**Required task**
Copy every line of the entries below word for word, leaving out the pictures.

----------

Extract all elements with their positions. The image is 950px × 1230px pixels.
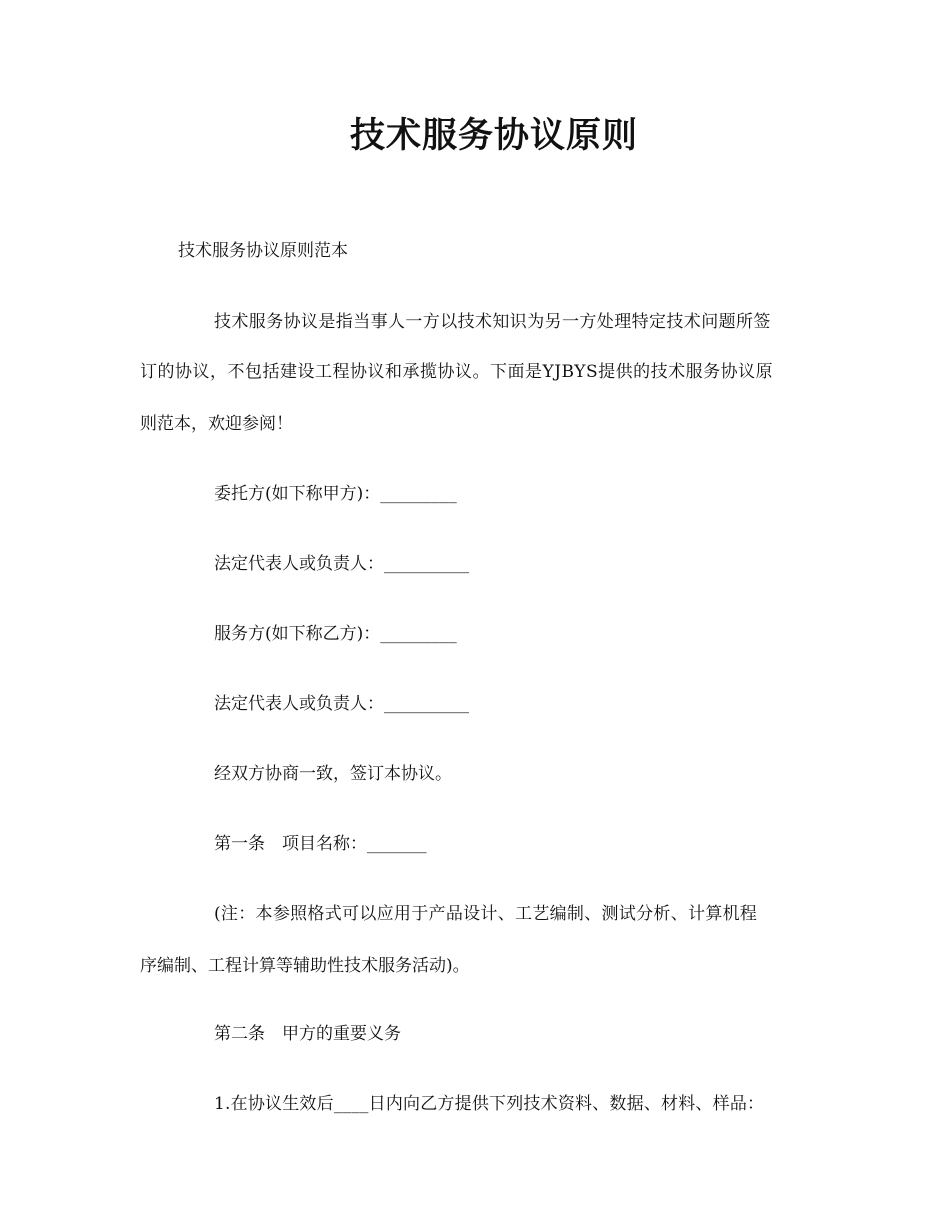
intro-line-3: 则范本，欢迎参阅！ [140,414,293,434]
provider-field: 服务方(如下称乙方)：_________ [214,624,457,644]
intro-line-1: 技术服务协议是指当事人一方以技术知识为另一方处理特定技术问题所签 [214,312,771,332]
article-1-heading: 第一条 项目名称：_______ [214,834,427,854]
client-representative-field: 法定代表人或负责人：__________ [214,554,469,574]
note-line-1: (注：本参照格式可以应用于产品设计、工艺编制、测试分析、计算机程 [214,904,758,924]
document-subtitle: 技术服务协议原则范本 [178,241,348,261]
client-field: 委托方(如下称甲方)：_________ [214,484,457,504]
article-2-item-1: 1.在协议生效后____日内向乙方提供下列技术资料、数据、材料、样品： [214,1094,765,1114]
provider-representative-field: 法定代表人或负责人：__________ [214,694,469,714]
document-title: 技术服务协议原则 [349,115,638,156]
article-2-heading: 第二条 甲方的重要义务 [214,1024,401,1044]
intro-line-2: 订的协议，不包括建设工程协议和承揽协议。下面是YJBYS提供的技术服务协议原 [140,362,774,382]
note-line-2: 序编制、工程计算等辅助性技术服务活动)。 [140,956,470,976]
agreement-statement: 经双方协商一致，签订本协议。 [214,764,452,784]
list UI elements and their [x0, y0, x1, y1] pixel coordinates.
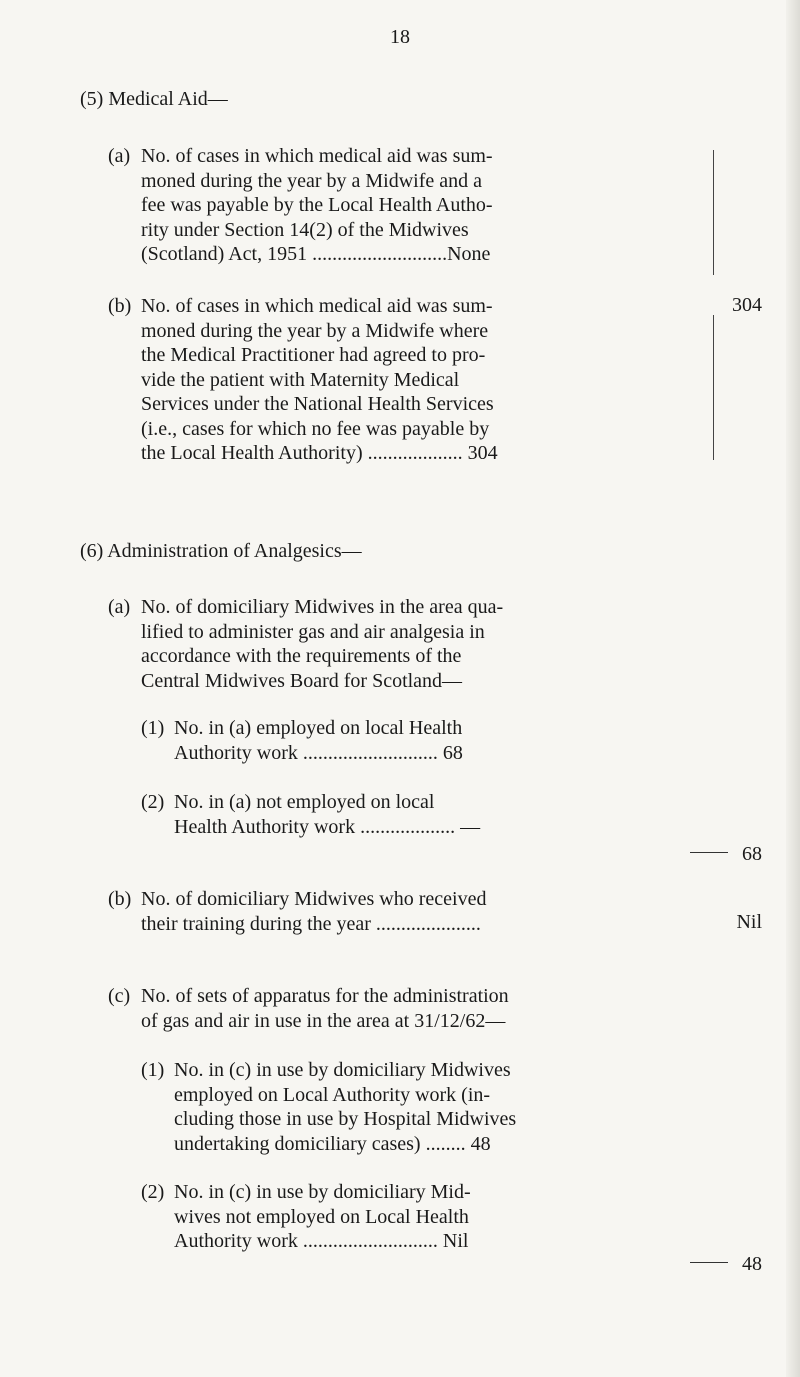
text-line: employed on Local Authority work (in-: [174, 1083, 491, 1106]
text-line: No. of cases in which medical aid was sum-: [141, 145, 493, 167]
item-label: (2): [141, 1181, 165, 1203]
section-6a-total: 68: [742, 843, 762, 865]
page-number: 18: [390, 26, 410, 48]
bracket-line: [713, 150, 714, 275]
section-5-total: 304: [732, 294, 762, 316]
text-line: Authority work ........................... 68: [174, 741, 463, 764]
text-line: wives not employed on Local Health: [174, 1205, 469, 1228]
text-line: fee was payable by the Local Health Autho-: [141, 194, 493, 216]
text-line: No. in (a) employed on local Health: [174, 717, 463, 739]
text-line: the Medical Practitioner had agreed to pro-: [141, 344, 486, 366]
text-line: lified to administer gas and air analgesia in: [141, 620, 485, 643]
section-5-heading: (5) Medical Aid—: [80, 88, 228, 110]
text-line: accordance with the requirements of the: [141, 645, 462, 667]
section-6-heading: (6) Administration of Analgesics—: [80, 540, 362, 562]
text-line: No. in (c) in use by domiciliary Midwives: [174, 1059, 511, 1081]
text-line: No. in (c) in use by domiciliary Mid-: [174, 1181, 471, 1203]
section-6c-total: 48: [742, 1253, 762, 1275]
text-line: No. of domiciliary Midwives who received: [141, 888, 487, 910]
text-line: cluding those in use by Hospital Midwives: [174, 1108, 517, 1130]
text-line: (i.e., cases for which no fee was payable by: [141, 417, 490, 440]
item-label: (c): [108, 985, 131, 1007]
bracket-line: [713, 315, 714, 460]
text-line: moned during the year by a Midwife where: [141, 319, 489, 342]
text-line: of gas and air in use in the area at 31/12/62—: [141, 1009, 506, 1032]
text-line: vide the patient with Maternity Medical: [141, 368, 460, 391]
item-label: (1): [141, 1059, 165, 1081]
page-edge-shadow: [786, 0, 800, 1377]
text-line: undertaking domiciliary cases) ........ 48: [174, 1132, 491, 1155]
item-label: (b): [108, 888, 132, 910]
text-line: rity under Section 14(2) of the Midwives: [141, 218, 469, 241]
item-label: (a): [108, 596, 131, 618]
text-line: moned during the year by a Midwife and a: [141, 169, 483, 192]
text-line: Central Midwives Board for Scotland—: [141, 669, 463, 692]
text-line: No. of sets of apparatus for the administration: [141, 985, 509, 1007]
text-line: Services under the National Health Services: [141, 393, 494, 415]
item-label: (1): [141, 717, 165, 739]
text-line: Authority work ........................... Nil: [174, 1230, 469, 1252]
item-label: (2): [141, 791, 165, 813]
text-line: (Scotland) Act, 1951 ...........................None: [141, 243, 491, 265]
text-line: No. of domiciliary Midwives in the area qua-: [141, 596, 504, 618]
item-label: (b): [108, 295, 132, 317]
text-line: their training during the year .....................: [141, 912, 481, 935]
item-label: (a): [108, 145, 131, 167]
text-line: No. of cases in which medical aid was sum-: [141, 295, 493, 317]
text-line: No. in (a) not employed on local: [174, 791, 435, 813]
text-line: Health Authority work ................... —: [174, 815, 481, 838]
text-line: the Local Health Authority) ................... 304: [141, 442, 498, 464]
section-6b-value: Nil: [736, 911, 762, 933]
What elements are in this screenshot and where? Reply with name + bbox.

----------

**Exercise response**
Extract all elements with their positions. The image is 950px × 1230px pixels.
intro-line-3: 则范本，欢迎参阅！ [140,414,293,434]
provider-field: 服务方(如下称乙方)：_________ [214,624,457,644]
intro-line-1: 技术服务协议是指当事人一方以技术知识为另一方处理特定技术问题所签 [214,312,771,332]
article-1-heading: 第一条 项目名称：_______ [214,834,427,854]
client-representative-field: 法定代表人或负责人：__________ [214,554,469,574]
note-line-1: (注：本参照格式可以应用于产品设计、工艺编制、测试分析、计算机程 [214,904,758,924]
document-subtitle: 技术服务协议原则范本 [178,241,348,261]
client-field: 委托方(如下称甲方)：_________ [214,484,457,504]
article-2-item-1: 1.在协议生效后____日内向乙方提供下列技术资料、数据、材料、样品： [214,1094,765,1114]
provider-representative-field: 法定代表人或负责人：__________ [214,694,469,714]
document-title: 技术服务协议原则 [349,115,638,156]
article-2-heading: 第二条 甲方的重要义务 [214,1024,401,1044]
intro-line-2: 订的协议，不包括建设工程协议和承揽协议。下面是YJBYS提供的技术服务协议原 [140,362,774,382]
note-line-2: 序编制、工程计算等辅助性技术服务活动)。 [140,956,470,976]
agreement-statement: 经双方协商一致，签订本协议。 [214,764,452,784]
list UI elements and their [x0, y0, x1, y1] pixel coordinates.
text-line: employed on Local Authority work (in-: [174, 1083, 491, 1106]
text-line: No. of cases in which medical aid was sum-: [141, 145, 493, 167]
item-label: (2): [141, 1181, 165, 1203]
section-6a-total: 68: [742, 843, 762, 865]
page-number: 18: [390, 26, 410, 48]
bracket-line: [713, 150, 714, 275]
section-5-total: 304: [732, 294, 762, 316]
text-line: Authority work ........................... 68: [174, 741, 463, 764]
text-line: wives not employed on Local Health: [174, 1205, 469, 1228]
text-line: fee was payable by the Local Health Autho-: [141, 194, 493, 216]
text-line: No. in (a) employed on local Health: [174, 717, 463, 739]
text-line: the Medical Practitioner had agreed to pro-: [141, 344, 486, 366]
text-line: lified to administer gas and air analgesia in: [141, 620, 485, 643]
section-5-heading: (5) Medical Aid—: [80, 88, 228, 110]
text-line: accordance with the requirements of the: [141, 645, 462, 667]
section-6-heading: (6) Administration of Analgesics—: [80, 540, 362, 562]
text-line: No. in (c) in use by domiciliary Midwives: [174, 1059, 511, 1081]
text-line: No. in (c) in use by domiciliary Mid-: [174, 1181, 471, 1203]
section-6c-total: 48: [742, 1253, 762, 1275]
text-line: No. of domiciliary Midwives who received: [141, 888, 487, 910]
text-line: cluding those in use by Hospital Midwives: [174, 1108, 517, 1130]
text-line: (i.e., cases for which no fee was payable by: [141, 417, 490, 440]
item-label: (c): [108, 985, 131, 1007]
bracket-line: [713, 315, 714, 460]
text-line: moned during the year by a Midwife where: [141, 319, 489, 342]
text-line: of gas and air in use in the area at 31/12/62—: [141, 1009, 506, 1032]
text-line: vide the patient with Maternity Medical: [141, 368, 460, 391]
item-label: (1): [141, 1059, 165, 1081]
page-edge-shadow: [786, 0, 800, 1377]
text-line: undertaking domiciliary cases) ........ 48: [174, 1132, 491, 1155]
item-label: (b): [108, 888, 132, 910]
text-line: rity under Section 14(2) of the Midwives: [141, 218, 469, 241]
item-label: (a): [108, 596, 131, 618]
text-line: moned during the year by a Midwife and a: [141, 169, 483, 192]
text-line: Central Midwives Board for Scotland—: [141, 669, 463, 692]
text-line: No. of sets of apparatus for the administration: [141, 985, 509, 1007]
text-line: Services under the National Health Services: [141, 393, 494, 415]
item-label: (1): [141, 717, 165, 739]
text-line: Authority work ........................... Nil: [174, 1230, 469, 1252]
item-label: (2): [141, 791, 165, 813]
text-line: (Scotland) Act, 1951 ...........................None: [141, 243, 491, 265]
text-line: No. of domiciliary Midwives in the area qua-: [141, 596, 504, 618]
item-label: (b): [108, 295, 132, 317]
text-line: their training during the year .....................: [141, 912, 481, 935]
item-label: (a): [108, 145, 131, 167]
text-line: No. of cases in which medical aid was sum-: [141, 295, 493, 317]
text-line: No. in (a) not employed on local: [174, 791, 435, 813]
text-line: Health Authority work ................... —: [174, 815, 481, 838]
text-line: the Local Health Authority) ................... 304: [141, 442, 498, 464]
section-6b-value: Nil: [736, 911, 762, 933]
What elements are in this screenshot and where? Reply with name + bbox.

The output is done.